» To be done: Every line with the string "false" should be gathered.

[Dataset records]
--*--

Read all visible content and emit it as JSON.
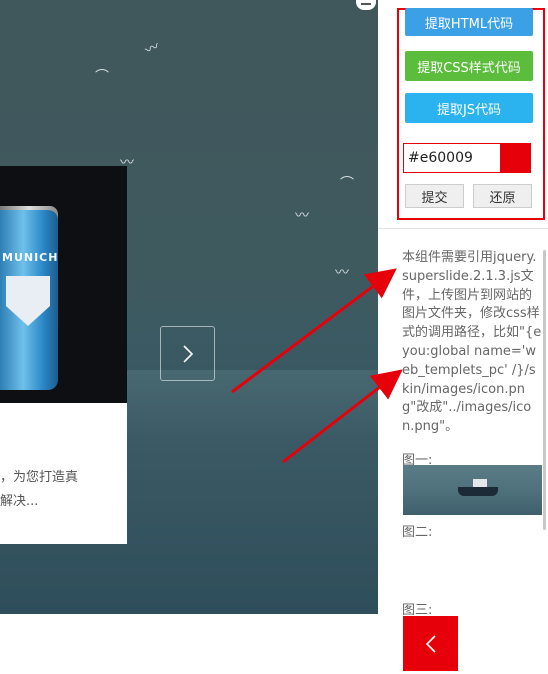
{
  "preview": {
    "card_text_line1": "，为您打造真",
    "card_text_line2": "解决...",
    "can_brand": "MUNICH"
  },
  "panel": {
    "btn_html": "提取HTML代码",
    "btn_css": "提取CSS样式代码",
    "btn_js": "提取JS代码",
    "color_value": "#e60009",
    "swatch_color": "#e60009",
    "submit_label": "提交",
    "reset_label": "还原",
    "description": "本组件需要引用jquery.superslide.2.1.3.js文件，上传图片到网站的图片文件夹，修改css样式的调用路径，比如\"{eyou:global name='web_templets_pc' /}/skin/images/icon.png\"改成\"../images/icon.png\"。",
    "img1_label": "图一:",
    "img2_label": "图二:",
    "img3_label": "图三:"
  },
  "icons": {
    "next": "chevron-right-icon",
    "prev": "chevron-left-icon",
    "minimize": "minimize-icon"
  },
  "colors": {
    "accent_red": "#e60009",
    "blue_button": "#3ca0e6",
    "green_button": "#5cbd3c",
    "cyan_button": "#2ab3ee"
  }
}
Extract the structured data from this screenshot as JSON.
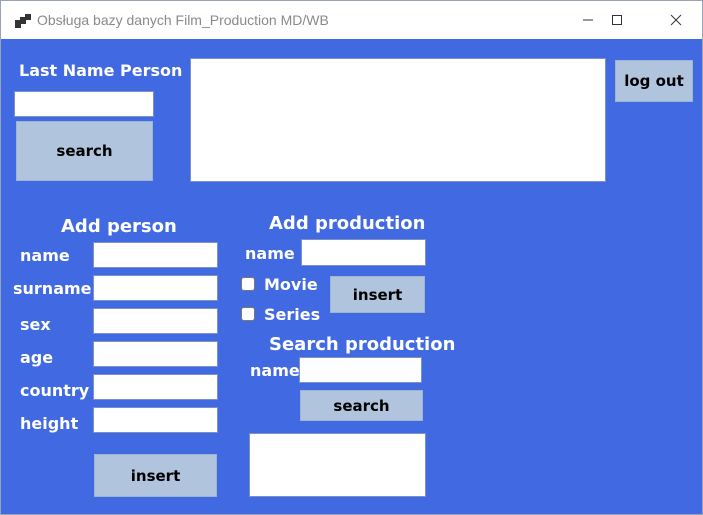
{
  "window": {
    "title": "Obsługa bazy danych Film_Production MD/WB",
    "accent_color": "#4169e1",
    "button_color": "#b0c4de"
  },
  "search_person": {
    "label": "Last Name Person",
    "input_value": "",
    "button_label": "search",
    "results": ""
  },
  "logout": {
    "label": "log out"
  },
  "add_person": {
    "title": "Add person",
    "fields": [
      {
        "label": "name",
        "value": ""
      },
      {
        "label": "surname",
        "value": ""
      },
      {
        "label": "sex",
        "value": ""
      },
      {
        "label": "age",
        "value": ""
      },
      {
        "label": "country",
        "value": ""
      },
      {
        "label": "height",
        "value": ""
      }
    ],
    "button_label": "insert"
  },
  "add_production": {
    "title": "Add production",
    "name_label": "name",
    "name_value": "",
    "movie_label": "Movie",
    "movie_checked": false,
    "series_label": "Series",
    "series_checked": false,
    "button_label": "insert"
  },
  "search_production": {
    "title": "Search production",
    "name_label": "name",
    "name_value": "",
    "button_label": "search",
    "results": ""
  }
}
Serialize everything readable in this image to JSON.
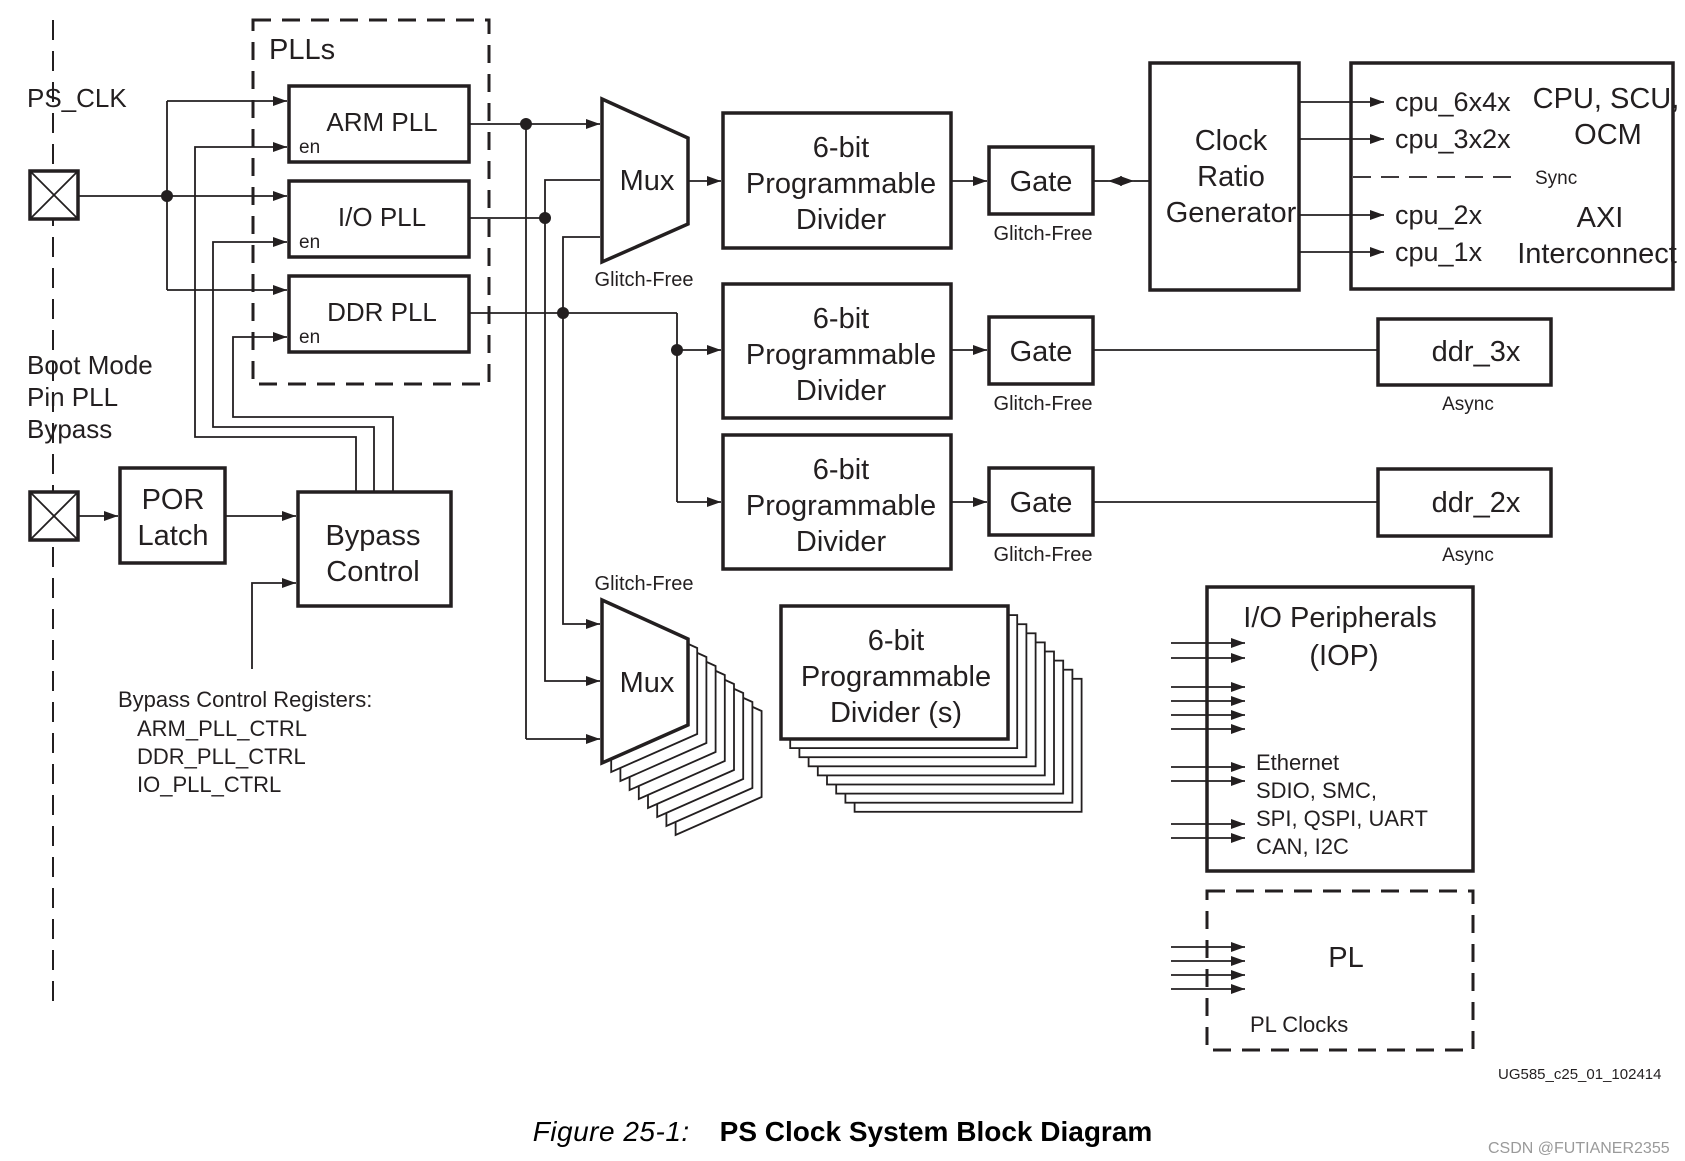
{
  "figure": {
    "number": "Figure 25-1:",
    "title": "PS Clock System Block Diagram",
    "id": "UG585_c25_01_102414",
    "watermark": "CSDN @FUTIANER2355"
  },
  "inputs": {
    "ps_clk": "PS_CLK",
    "boot_mode": [
      "Boot Mode",
      "Pin PLL",
      "Bypass"
    ]
  },
  "plls": {
    "group_label": "PLLs",
    "items": [
      {
        "name": "ARM PLL",
        "enable": "en"
      },
      {
        "name": "I/O PLL",
        "enable": "en"
      },
      {
        "name": "DDR PLL",
        "enable": "en"
      }
    ]
  },
  "por_latch": [
    "POR",
    "Latch"
  ],
  "bypass_control": [
    "Bypass",
    "Control"
  ],
  "bypass_registers": {
    "heading": "Bypass Control Registers:",
    "items": [
      "ARM_PLL_CTRL",
      "DDR_PLL_CTRL",
      "IO_PLL_CTRL"
    ]
  },
  "mux": {
    "label": "Mux",
    "note": "Glitch-Free"
  },
  "divider": [
    "6-bit",
    "Programmable",
    "Divider"
  ],
  "divider_multi": [
    "6-bit",
    "Programmable",
    "Divider (s)"
  ],
  "gate": {
    "label": "Gate",
    "note": "Glitch-Free"
  },
  "clock_ratio_generator": [
    "Clock",
    "Ratio",
    "Generator"
  ],
  "cpu_domain": {
    "clocks": [
      "cpu_6x4x",
      "cpu_3x2x",
      "cpu_2x",
      "cpu_1x"
    ],
    "upper_label": [
      "CPU, SCU,",
      "OCM"
    ],
    "sync_label": "Sync",
    "lower_label": [
      "AXI",
      "Interconnect"
    ]
  },
  "ddr_clocks": [
    {
      "name": "ddr_3x",
      "note": "Async"
    },
    {
      "name": "ddr_2x",
      "note": "Async"
    }
  ],
  "iop": {
    "title": [
      "I/O Peripherals",
      "(IOP)"
    ],
    "list": [
      "Ethernet",
      "SDIO, SMC,",
      "SPI, QSPI, UART",
      "CAN, I2C"
    ]
  },
  "pl": {
    "title": "PL",
    "clocks_label": "PL Clocks"
  },
  "colors": {
    "ink": "#231f20",
    "watermark": "#9a9a9a"
  }
}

--*--

» The output:
    "movie_checked": false,
    "series_checked": false,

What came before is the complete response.